*Request*:
From the entries below, pull out each line where "также" appears.

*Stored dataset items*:
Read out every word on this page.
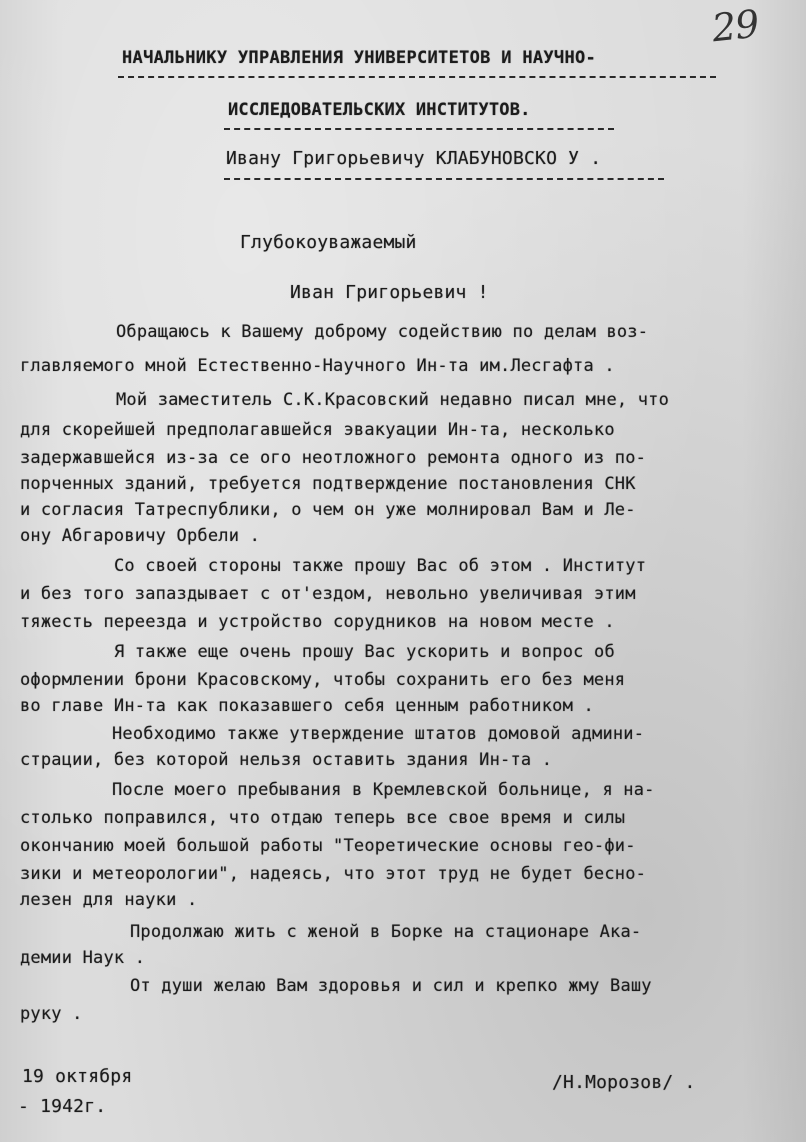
29
НАЧАЛЬНИКУ УПРАВЛЕНИЯ УНИВЕРСИТЕТОВ И НАУЧНО-
ИССЛЕДОВАТЕЛЬСКИХ ИНСТИТУТОВ.
Ивану Григорьевичу КЛАБУНОВСКО У .
Глубокоуважаемый
Иван Григорьевич !
Обращаюсь к Вашему доброму содействию по делам воз-
главляемого мной Естественно-Научного Ин-та им.Лесгафта .
Мой заместитель С.К.Красовский недавно писал мне, что
для скорейшей предполагавшейся эвакуации Ин-та, несколько
задержавшейся из-за се ого неотложного ремонта одного из по-
порченных зданий, требуется подтверждение постановления СНК
и согласия Татреспублики, о чем он уже молнировал Вам и Ле-
ону Абгаровичу Орбели .
Со своей стороны также прошу Вас об этом . Институт
и без того запаздывает с от'ездом, невольно увеличивая этим
тяжесть переезда и устройство сорудников на новом месте .
Я также еще очень прошу Вас ускорить и вопрос об
оформлении брони Красовскому, чтобы сохранить его без меня
во главе Ин-та как показавшего себя ценным работником .
Необходимо также утверждение штатов домовой админи-
страции, без которой нельзя оставить здания Ин-та .
После моего пребывания в Кремлевской больнице, я на-
столько поправился, что отдаю теперь все свое время и силы
окончанию моей большой работы "Теоретические основы гео-фи-
зики и метеорологии", надеясь, что этот труд не будет бесно-
лезен для науки .
Продолжаю жить с женой в Борке на стационаре Ака-
демии Наук .
От души желаю Вам здоровья и сил и крепко жму Вашу
руку .
19 октября
- 1942г.
/Н.Морозов/ .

*Solution to the problem*:
Со своей стороны также прошу Вас об этом . Институт
Я также еще очень прошу Вас ускорить и вопрос об
Необходимо также утверждение штатов домовой админи-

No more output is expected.